Dataset items:

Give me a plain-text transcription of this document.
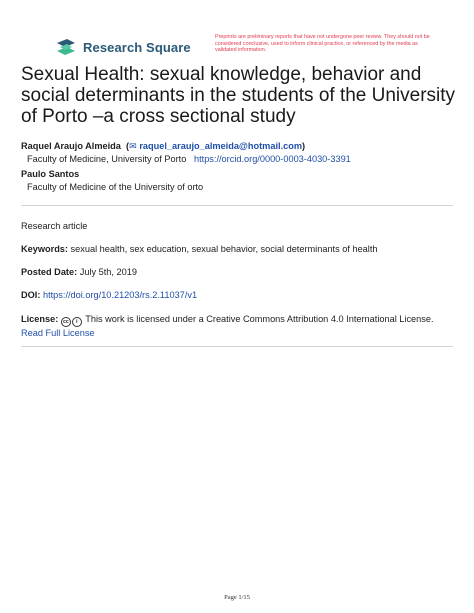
Research Square
Preprints are preliminary reports that have not undergone peer review. They should not be considered conclusive, used to inform clinical practice, or referenced by the media as validated information.
Sexual Health: sexual knowledge, behavior and social determinants in the students of the University of Porto –a cross sectional study
Raquel Araujo Almeida  (✉ raquel_araujo_almeida@hotmail.com)
Faculty of Medicine, University of Porto https://orcid.org/0000-0003-4030-3391
Paulo Santos
Faculty of Medicine of the University of orto
Research article
Keywords: sexual health, sex education, sexual behavior, social determinants of health
Posted Date: July 5th, 2019
DOI: https://doi.org/10.21203/rs.2.11037/v1
License: cc i This work is licensed under a Creative Commons Attribution 4.0 International License.
Read Full License
Page 1/15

** Exercise task **
Show each line of the listing that holds the string "determinants".

** Solution to this task **
Sexual Health: sexual knowledge, behavior and social determinants in the students of the University of Porto –a cross sectional study
Keywords: sexual health, sex education, sexual behavior, social determinants of health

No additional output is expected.